→ Request:
Find and copy every line in the records that includes the string "Delayed".

→ Given records:
──────────────────────────────

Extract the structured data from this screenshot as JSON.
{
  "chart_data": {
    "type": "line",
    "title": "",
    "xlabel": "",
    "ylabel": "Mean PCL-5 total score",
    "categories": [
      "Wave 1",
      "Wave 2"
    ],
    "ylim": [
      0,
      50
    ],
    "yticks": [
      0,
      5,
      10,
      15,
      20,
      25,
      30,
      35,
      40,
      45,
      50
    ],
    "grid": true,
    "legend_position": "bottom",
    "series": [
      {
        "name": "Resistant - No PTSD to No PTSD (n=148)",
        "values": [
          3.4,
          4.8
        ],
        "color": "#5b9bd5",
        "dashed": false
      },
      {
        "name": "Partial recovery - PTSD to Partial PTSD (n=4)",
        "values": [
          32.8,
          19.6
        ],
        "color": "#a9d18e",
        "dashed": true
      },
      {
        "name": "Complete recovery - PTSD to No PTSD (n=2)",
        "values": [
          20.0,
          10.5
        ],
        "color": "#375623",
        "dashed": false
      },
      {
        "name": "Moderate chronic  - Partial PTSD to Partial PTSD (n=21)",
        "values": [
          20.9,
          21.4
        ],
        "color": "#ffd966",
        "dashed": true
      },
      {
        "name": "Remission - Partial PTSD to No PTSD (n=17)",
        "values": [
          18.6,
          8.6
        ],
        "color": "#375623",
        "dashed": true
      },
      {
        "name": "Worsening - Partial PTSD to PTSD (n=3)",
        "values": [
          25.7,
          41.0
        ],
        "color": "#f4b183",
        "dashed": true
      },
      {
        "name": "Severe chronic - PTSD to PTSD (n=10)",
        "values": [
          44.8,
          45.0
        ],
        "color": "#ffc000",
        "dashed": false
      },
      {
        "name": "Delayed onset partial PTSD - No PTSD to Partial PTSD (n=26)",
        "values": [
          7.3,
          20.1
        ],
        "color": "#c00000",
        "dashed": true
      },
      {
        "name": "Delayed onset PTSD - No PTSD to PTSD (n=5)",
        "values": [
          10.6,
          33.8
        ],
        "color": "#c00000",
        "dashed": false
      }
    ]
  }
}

──────────────────────────────

→ Finished task:
        "name": "Delayed onset partial PTSD - No PTSD to Partial PTSD (n=26)",
        "name": "Delayed onset PTSD - No PTSD to PTSD (n=5)",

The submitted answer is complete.